━━━ DATASET RECORDS

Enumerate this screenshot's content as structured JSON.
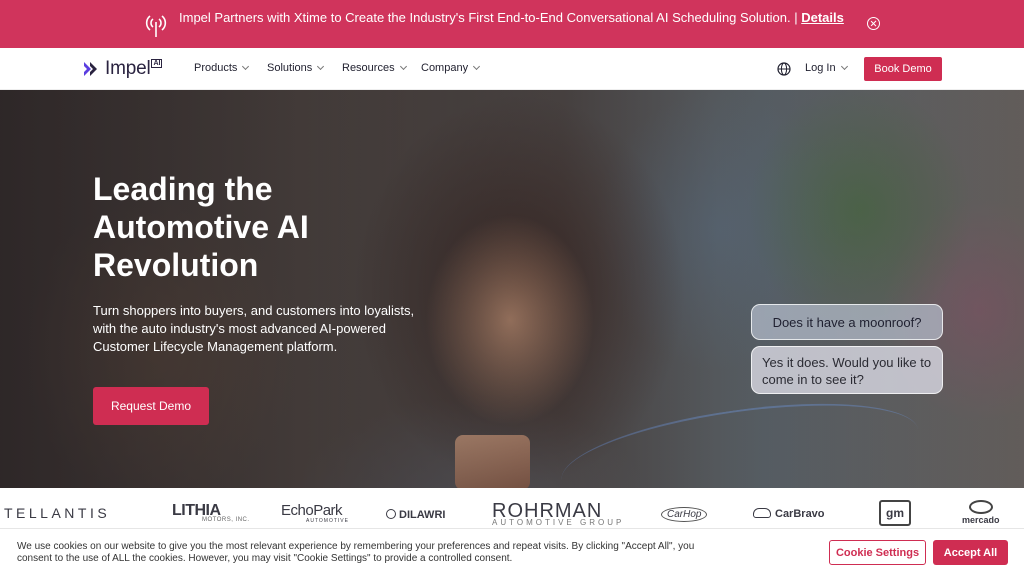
{
  "announcement": {
    "text": "Impel Partners with Xtime to Create the Industry's First End-to-End Conversational AI Scheduling Solution. |",
    "link": "Details"
  },
  "nav": {
    "logo_text": "Impel",
    "logo_badge": "AI",
    "menu": [
      {
        "label": "Products"
      },
      {
        "label": "Solutions"
      },
      {
        "label": "Resources"
      },
      {
        "label": "Company"
      }
    ],
    "login": "Log In",
    "cta": "Book Demo"
  },
  "hero": {
    "headline": "Leading the Automotive AI Revolution",
    "subheadline": "Turn shoppers into buyers, and customers into loyalists, with the auto industry's most advanced AI-powered Customer Lifecycle Management platform.",
    "cta": "Request Demo",
    "chat": {
      "question": "Does it have a moonroof?",
      "answer": "Yes it does. Would you like to come in to see it?"
    }
  },
  "partners": {
    "tellantis": "TELLANTIS",
    "lithia": "LITHIA",
    "lithia_sub": "MOTORS, INC.",
    "echopark": "EchoPark",
    "echopark_sub": "AUTOMOTIVE",
    "dilawri": "DILAWRI",
    "rohrman": "ROHRMAN",
    "rohrman_sub": "AUTOMOTIVE GROUP",
    "carhop": "CarHop",
    "carbravo": "CarBravo",
    "gm": "gm",
    "mercado": "mercado"
  },
  "cookie": {
    "text": "We use cookies on our website to give you the most relevant experience by remembering your preferences and repeat visits. By clicking \"Accept All\", you consent to the use of ALL the cookies. However, you may visit \"Cookie Settings\" to provide a controlled consent.",
    "settings": "Cookie Settings",
    "accept": "Accept All"
  },
  "colors": {
    "brand": "#cf2d52",
    "announcement_bg": "#d0345c"
  }
}
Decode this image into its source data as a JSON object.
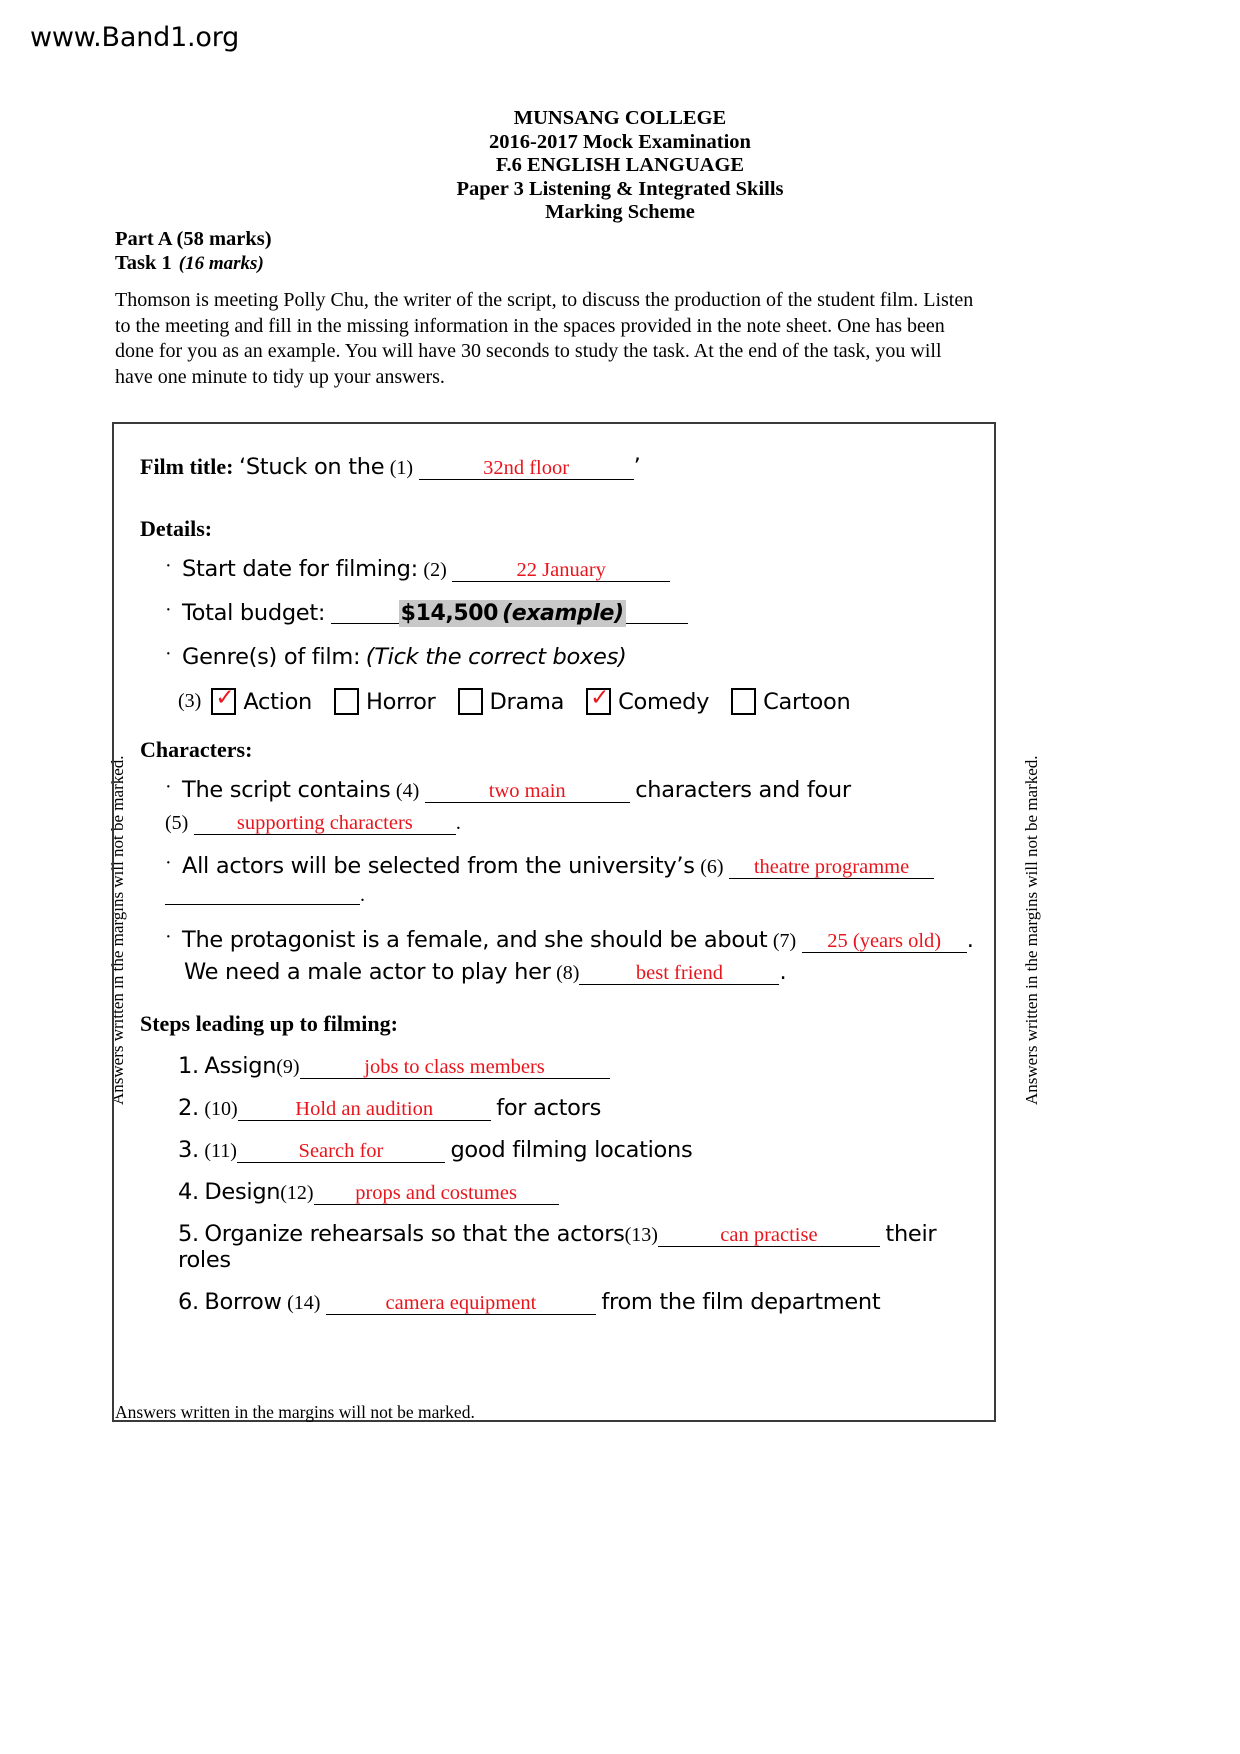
{
  "watermark": {
    "url": "www.Band1.org"
  },
  "exam_heading": {
    "lines": [
      "MUNSANG COLLEGE",
      "2016-2017 Mock Examination",
      "F.6 ENGLISH LANGUAGE",
      "Paper 3 Listening & Integrated Skills",
      "Marking Scheme"
    ]
  },
  "part": {
    "part_label": "Part A (58 marks)",
    "task_label": "Task 1",
    "task_marks": "(16 marks)"
  },
  "instructions": {
    "text": "Thomson is meeting Polly Chu, the writer of the script, to discuss the production of the student film. Listen to the meeting and fill in the missing information in the spaces provided in the note sheet. One has been done for you as an example. You will have 30 seconds to study the task. At the end of the task, you will have one minute to tidy up your answers."
  },
  "margin_notes": {
    "left": "Answers written in the margins will not be marked.",
    "right": "Answers written in the margins will not be marked."
  },
  "note_sheet": {
    "film_title": {
      "label": "Film title:",
      "quote_open": "‘Stuck on the",
      "qn": "(1)",
      "answer": "32nd floor",
      "quote_close": "’"
    },
    "details_head": "Details:",
    "details": {
      "start_date": {
        "text": "Start date for filming:",
        "qn": "(2)",
        "answer": "22 January"
      },
      "total_budget": {
        "text": "Total budget:",
        "example_value": "$14,500",
        "example_tag": "(example)"
      },
      "genres": {
        "text": "Genre(s) of film:",
        "instruction": "(Tick the correct boxes)",
        "qn": "(3)",
        "options": [
          {
            "label": "Action",
            "checked": true
          },
          {
            "label": "Horror",
            "checked": false
          },
          {
            "label": "Drama",
            "checked": false
          },
          {
            "label": "Comedy",
            "checked": true
          },
          {
            "label": "Cartoon",
            "checked": false
          }
        ]
      }
    },
    "characters_head": "Characters:",
    "characters": {
      "script_contains": {
        "pre": "The script contains",
        "qn4": "(4)",
        "answer4": "two main",
        "mid": "characters and four",
        "qn5": "(5)",
        "answer5": "supporting characters",
        "post": "."
      },
      "actors": {
        "pre": "All actors will be selected from the university’s",
        "qn": "(6)",
        "answer": "theatre programme",
        "post": "."
      },
      "protagonist": {
        "pre": "The protagonist is a female, and she should be about",
        "qn": "(7)",
        "answer": "25 (years old)",
        "post": "."
      },
      "male_actor": {
        "pre": "We need a male actor to play her",
        "qn": "(8)",
        "answer": "best friend",
        "post": "."
      }
    },
    "steps_head": "Steps leading up to filming:",
    "steps": [
      {
        "no": "1.",
        "pre": "Assign",
        "qn": "(9)",
        "answer": "jobs to class members",
        "post": ""
      },
      {
        "no": "2.",
        "pre": "",
        "qn": "(10)",
        "answer": "Hold an audition",
        "post": "for actors"
      },
      {
        "no": "3.",
        "pre": "",
        "qn": "(11)",
        "answer": "Search for",
        "post": "good filming locations"
      },
      {
        "no": "4.",
        "pre": "Design",
        "qn": "(12)",
        "answer": "props and costumes",
        "post": ""
      },
      {
        "no": "5.",
        "pre": "Organize rehearsals so that the actors",
        "qn": "(13)",
        "answer": "can practise",
        "post": "their roles"
      },
      {
        "no": "6.",
        "pre": "Borrow",
        "qn": "(14)",
        "answer": "camera equipment",
        "post": "from the film department"
      }
    ]
  },
  "footer": {
    "note": "Answers written in the margins will not be marked."
  },
  "colors": {
    "answer_red": "#e8151c",
    "example_highlight": "#c8c8c8",
    "box_border": "#3a3a3a"
  }
}
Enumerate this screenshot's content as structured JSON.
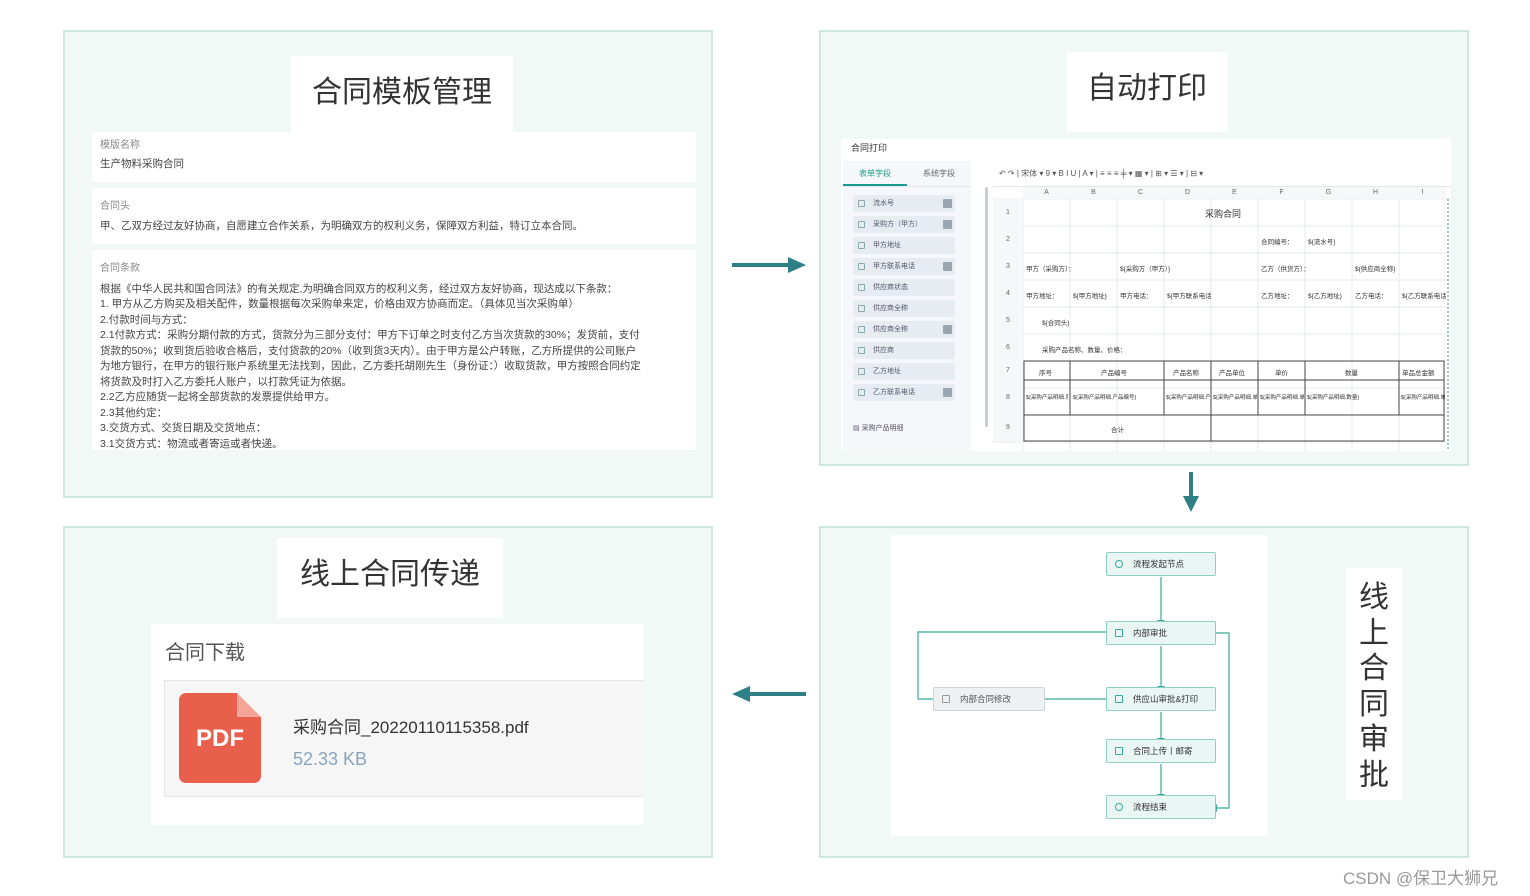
{
  "panels": {
    "template": {
      "title": "合同模板管理",
      "name_label": "模版名称",
      "name_value": "生产物料采购合同",
      "head_label": "合同头",
      "head_value": "甲、乙双方经过友好协商，自愿建立合作关系，为明确双方的权利义务，保障双方利益，特订立本合同。",
      "terms_label": "合同条款",
      "terms_lines": [
        "根据《中华人民共和国合同法》的有关规定,为明确合同双方的权利义务，经过双方友好协商，现达成以下条款：",
        "1. 甲方从乙方购买及相关配件，数量根据每次采购单来定，价格由双方协商而定。（具体见当次采购单）",
        "2.付款时间与方式：",
        "2.1付款方式：采购分期付款的方式，货款分为三部分支付：甲方下订单之时支付乙方当次货款的30%；发货前，支付",
        "货款的50%；收到货后验收合格后，支付货款的20%（收到货3天内）。由于甲方是公户转账，乙方所提供的公司账户",
        "为地方银行，在甲方的银行账户系统里无法找到，因此，乙方委托胡刚先生（身份证：）收取货款，甲方按照合同约定",
        "将货款及时打入乙方委托人账户，以打款凭证为依据。",
        "2.2乙方应随货一起将全部货款的发票提供给甲方。",
        "2.3其他约定：",
        "3.交货方式、交货日期及交货地点：",
        "3.1交货方式：物流或者寄运或者快递。"
      ]
    },
    "print": {
      "title": "自动打印",
      "header": "合同打印",
      "tabs": [
        "表单字段",
        "系统字段"
      ],
      "fields": [
        "流水号",
        "采购方（甲方）",
        "甲方地址",
        "甲方联系电话",
        "供应商状态",
        "供应商全称",
        "供应商全称",
        "供应商",
        "乙方地址",
        "乙方联系电话"
      ],
      "subtable": "采购产品明细",
      "toolbar": "↶  ↷   |   宋体  ▾   9  ▾   B   I   U   |   A ▾   |   ≡   ≡   ≡   ╪ ▾   ▦ ▾   |   ⊞ ▾   ☰ ▾   |   ⊟ ▾",
      "columns": [
        "A",
        "B",
        "C",
        "D",
        "E",
        "F",
        "G",
        "H",
        "I"
      ],
      "rows": [
        "1",
        "2",
        "3",
        "4",
        "5",
        "6",
        "7",
        "8",
        "9"
      ],
      "doc_title": "采购合同",
      "contract_no_label": "合同编号：",
      "contract_no_value": "${流水号}",
      "party_a": "甲方（采购方）：",
      "party_a_value": "${采购方（甲方）}",
      "party_b": "乙方（供货方）：",
      "party_b_value": "${供应商全称}",
      "a_addr": "甲方地址：",
      "a_addr_value": "${甲方地址}",
      "a_tel": "甲方电话：",
      "a_tel_value": "${甲方联系电话}",
      "b_addr": "乙方地址：",
      "b_addr_value": "${乙方地址}",
      "b_tel": "乙方电话：",
      "b_tel_value": "${乙方联系电话}",
      "head_var": "${合同头}",
      "line6": "采购产品名称、数量、价格：",
      "table_headers": [
        "序号",
        "产品编号",
        "产品名称",
        "产品单位",
        "单价",
        "数量",
        "单品总金额"
      ],
      "table_vars": [
        "${采购产品明细.系统序号}",
        "${采购产品明细.产品编号}",
        "${采购产品明细.产品名称}",
        "${采购产品明细.单位}",
        "${采购产品明细.单价}",
        "${采购产品明细.数量}",
        "${采购产品明细.单品总金额}"
      ],
      "total": "合计"
    },
    "approval": {
      "title_chars": [
        "线",
        "上",
        "合",
        "同",
        "审",
        "批"
      ],
      "nodes": [
        "流程发起节点",
        "内部审批",
        "供应山审批&打印",
        "合同上传丨邮寄",
        "流程结束"
      ],
      "side_node": "内部合同修改"
    },
    "delivery": {
      "title": "线上合同传递",
      "download_title": "合同下载",
      "pdf_label": "PDF",
      "file_name": "采购合同_20220110115358.pdf",
      "file_size": "52.33 KB"
    }
  },
  "colors": {
    "panel_border": "#cfe6e2",
    "panel_bg": "#f2f8f6",
    "arrow": "#2f7f86",
    "pdf": "#e8604c",
    "flow_accent": "#3aa89a"
  },
  "watermark": "CSDN @保卫大狮兄"
}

━━━━━━

- EXERCISE INSTRUCTIONS
Give only a number: how many lines of the data hold the string "Impel"?

- EXERCISE RESPONSE
2